**The request:** Reproduce the material in full, exactly as written.

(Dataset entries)

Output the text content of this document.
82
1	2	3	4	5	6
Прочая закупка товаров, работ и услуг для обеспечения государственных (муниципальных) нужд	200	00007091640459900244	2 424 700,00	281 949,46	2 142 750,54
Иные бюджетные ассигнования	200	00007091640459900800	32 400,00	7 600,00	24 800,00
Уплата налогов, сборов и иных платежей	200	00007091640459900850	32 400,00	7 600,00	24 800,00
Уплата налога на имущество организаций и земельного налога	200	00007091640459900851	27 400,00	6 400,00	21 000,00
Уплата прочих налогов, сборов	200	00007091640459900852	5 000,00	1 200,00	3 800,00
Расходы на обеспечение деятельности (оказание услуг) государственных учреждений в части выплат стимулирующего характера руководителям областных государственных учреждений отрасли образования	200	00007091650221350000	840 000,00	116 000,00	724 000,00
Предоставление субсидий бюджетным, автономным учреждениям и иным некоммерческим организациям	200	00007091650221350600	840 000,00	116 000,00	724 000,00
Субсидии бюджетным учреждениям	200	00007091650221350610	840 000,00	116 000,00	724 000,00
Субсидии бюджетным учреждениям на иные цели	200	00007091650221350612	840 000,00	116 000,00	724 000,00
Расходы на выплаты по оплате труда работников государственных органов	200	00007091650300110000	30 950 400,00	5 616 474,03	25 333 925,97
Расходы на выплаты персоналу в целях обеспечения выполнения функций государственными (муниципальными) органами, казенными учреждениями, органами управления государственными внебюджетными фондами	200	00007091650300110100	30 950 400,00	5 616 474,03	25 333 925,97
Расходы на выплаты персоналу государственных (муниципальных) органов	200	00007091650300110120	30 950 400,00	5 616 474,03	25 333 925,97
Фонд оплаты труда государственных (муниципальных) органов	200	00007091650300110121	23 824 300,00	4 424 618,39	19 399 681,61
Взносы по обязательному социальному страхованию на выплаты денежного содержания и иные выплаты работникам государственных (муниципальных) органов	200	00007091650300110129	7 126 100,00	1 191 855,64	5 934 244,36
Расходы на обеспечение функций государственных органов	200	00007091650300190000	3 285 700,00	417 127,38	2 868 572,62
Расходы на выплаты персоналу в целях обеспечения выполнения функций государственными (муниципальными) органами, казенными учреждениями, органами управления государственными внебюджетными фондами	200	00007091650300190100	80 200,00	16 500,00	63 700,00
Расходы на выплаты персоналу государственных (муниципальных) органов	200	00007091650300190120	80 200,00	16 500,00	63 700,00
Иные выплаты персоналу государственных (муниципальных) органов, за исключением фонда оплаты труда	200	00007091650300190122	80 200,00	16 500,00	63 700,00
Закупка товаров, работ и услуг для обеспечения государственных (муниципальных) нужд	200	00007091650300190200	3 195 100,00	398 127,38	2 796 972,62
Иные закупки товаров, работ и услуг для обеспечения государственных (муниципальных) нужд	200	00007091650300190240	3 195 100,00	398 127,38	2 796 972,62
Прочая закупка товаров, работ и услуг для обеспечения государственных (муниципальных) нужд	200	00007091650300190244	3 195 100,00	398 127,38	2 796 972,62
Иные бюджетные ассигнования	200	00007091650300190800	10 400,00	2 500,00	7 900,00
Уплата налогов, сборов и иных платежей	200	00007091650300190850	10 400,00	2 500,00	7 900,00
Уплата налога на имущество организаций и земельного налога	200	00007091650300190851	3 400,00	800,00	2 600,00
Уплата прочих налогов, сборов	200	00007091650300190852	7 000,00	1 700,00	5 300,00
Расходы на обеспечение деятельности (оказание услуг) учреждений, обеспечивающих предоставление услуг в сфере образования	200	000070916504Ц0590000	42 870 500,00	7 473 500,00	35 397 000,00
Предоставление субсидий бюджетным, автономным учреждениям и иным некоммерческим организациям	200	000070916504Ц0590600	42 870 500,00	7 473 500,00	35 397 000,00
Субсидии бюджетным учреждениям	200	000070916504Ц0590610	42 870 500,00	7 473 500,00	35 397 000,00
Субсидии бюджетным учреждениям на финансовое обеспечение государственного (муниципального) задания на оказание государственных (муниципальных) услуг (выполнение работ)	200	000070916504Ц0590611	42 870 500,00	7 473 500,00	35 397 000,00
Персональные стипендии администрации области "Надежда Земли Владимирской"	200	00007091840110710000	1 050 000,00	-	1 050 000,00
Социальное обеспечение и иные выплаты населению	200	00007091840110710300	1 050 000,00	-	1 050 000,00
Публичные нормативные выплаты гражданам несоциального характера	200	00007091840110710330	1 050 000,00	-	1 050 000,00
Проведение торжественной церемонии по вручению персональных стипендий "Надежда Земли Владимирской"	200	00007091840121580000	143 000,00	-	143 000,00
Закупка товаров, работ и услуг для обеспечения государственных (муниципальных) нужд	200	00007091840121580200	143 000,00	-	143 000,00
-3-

**Exercise response:**
Output the text content of this document.
82
1	2	3	4	5	6
Прочая закупка товаров, работ и услуг для обеспечения государственных (муниципальных) нужд	200	00007091640459900244	2 424 700,00	281 949,46	2 142 750,54
Иные бюджетные ассигнования	200	00007091640459900800	32 400,00	7 600,00	24 800,00
Уплата налогов, сборов и иных платежей	200	00007091640459900850	32 400,00	7 600,00	24 800,00
Уплата налога на имущество организаций и земельного налога	200	00007091640459900851	27 400,00	6 400,00	21 000,00
Уплата прочих налогов, сборов	200	00007091640459900852	5 000,00	1 200,00	3 800,00
Расходы на обеспечение деятельности (оказание услуг) государственных учреждений в части выплат стимулирующего характера руководителям областных государственных учреждений отрасли образования	200	00007091650221350000	840 000,00	116 000,00	724 000,00
Предоставление субсидий бюджетным, автономным учреждениям и иным некоммерческим организациям	200	00007091650221350600	840 000,00	116 000,00	724 000,00
Субсидии бюджетным учреждениям	200	00007091650221350610	840 000,00	116 000,00	724 000,00
Субсидии бюджетным учреждениям на иные цели	200	00007091650221350612	840 000,00	116 000,00	724 000,00
Расходы на выплаты по оплате труда работников государственных органов	200	00007091650300110000	30 950 400,00	5 616 474,03	25 333 925,97
Расходы на выплаты персоналу в целях обеспечения выполнения функций государственными (муниципальными) органами, казенными учреждениями, органами управления государственными внебюджетными фондами	200	00007091650300110100	30 950 400,00	5 616 474,03	25 333 925,97
Расходы на выплаты персоналу государственных (муниципальных) органов	200	00007091650300110120	30 950 400,00	5 616 474,03	25 333 925,97
Фонд оплаты труда государственных (муниципальных) органов	200	00007091650300110121	23 824 300,00	4 424 618,39	19 399 681,61
Взносы по обязательному социальному страхованию на выплаты денежного содержания и иные выплаты работникам государственных (муниципальных) органов	200	00007091650300110129	7 126 100,00	1 191 855,64	5 934 244,36
Расходы на обеспечение функций государственных органов	200	00007091650300190000	3 285 700,00	417 127,38	2 868 572,62
Расходы на выплаты персоналу в целях обеспечения выполнения функций государственными (муниципальными) органами, казенными учреждениями, органами управления государственными внебюджетными фондами	200	00007091650300190100	80 200,00	16 500,00	63 700,00
Расходы на выплаты персоналу государственных (муниципальных) органов	200	00007091650300190120	80 200,00	16 500,00	63 700,00
Иные выплаты персоналу государственных (муниципальных) органов, за исключением фонда оплаты труда	200	00007091650300190122	80 200,00	16 500,00	63 700,00
Закупка товаров, работ и услуг для обеспечения государственных (муниципальных) нужд	200	00007091650300190200	3 195 100,00	398 127,38	2 796 972,62
Иные закупки товаров, работ и услуг для обеспечения государственных (муниципальных) нужд	200	00007091650300190240	3 195 100,00	398 127,38	2 796 972,62
Прочая закупка товаров, работ и услуг для обеспечения государственных (муниципальных) нужд	200	00007091650300190244	3 195 100,00	398 127,38	2 796 972,62
Иные бюджетные ассигнования	200	00007091650300190800	10 400,00	2 500,00	7 900,00
Уплата налогов, сборов и иных платежей	200	00007091650300190850	10 400,00	2 500,00	7 900,00
Уплата налога на имущество организаций и земельного налога	200	00007091650300190851	3 400,00	800,00	2 600,00
Уплата прочих налогов, сборов	200	00007091650300190852	7 000,00	1 700,00	5 300,00
Расходы на обеспечение деятельности (оказание услуг) учреждений, обеспечивающих предоставление услуг в сфере образования	200	000070916504Ц0590000	42 870 500,00	7 473 500,00	35 397 000,00
Предоставление субсидий бюджетным, автономным учреждениям и иным некоммерческим организациям	200	000070916504Ц0590600	42 870 500,00	7 473 500,00	35 397 000,00
Субсидии бюджетным учреждениям	200	000070916504Ц0590610	42 870 500,00	7 473 500,00	35 397 000,00
Субсидии бюджетным учреждениям на финансовое обеспечение государственного (муниципального) задания на оказание государственных (муниципальных) услуг (выполнение работ)	200	000070916504Ц0590611	42 870 500,00	7 473 500,00	35 397 000,00
Персональные стипендии администрации области "Надежда Земли Владимирской"	200	00007091840110710000	1 050 000,00	-	1 050 000,00
Социальное обеспечение и иные выплаты населению	200	00007091840110710300	1 050 000,00	-	1 050 000,00
Публичные нормативные выплаты гражданам несоциального характера	200	00007091840110710330	1 050 000,00	-	1 050 000,00
Проведение торжественной церемонии по вручению персональных стипендий "Надежда Земли Владимирской"	200	00007091840121580000	143 000,00	-	143 000,00
Закупка товаров, работ и услуг для обеспечения государственных (муниципальных) нужд	200	00007091840121580200	143 000,00	-	143 000,00
-3-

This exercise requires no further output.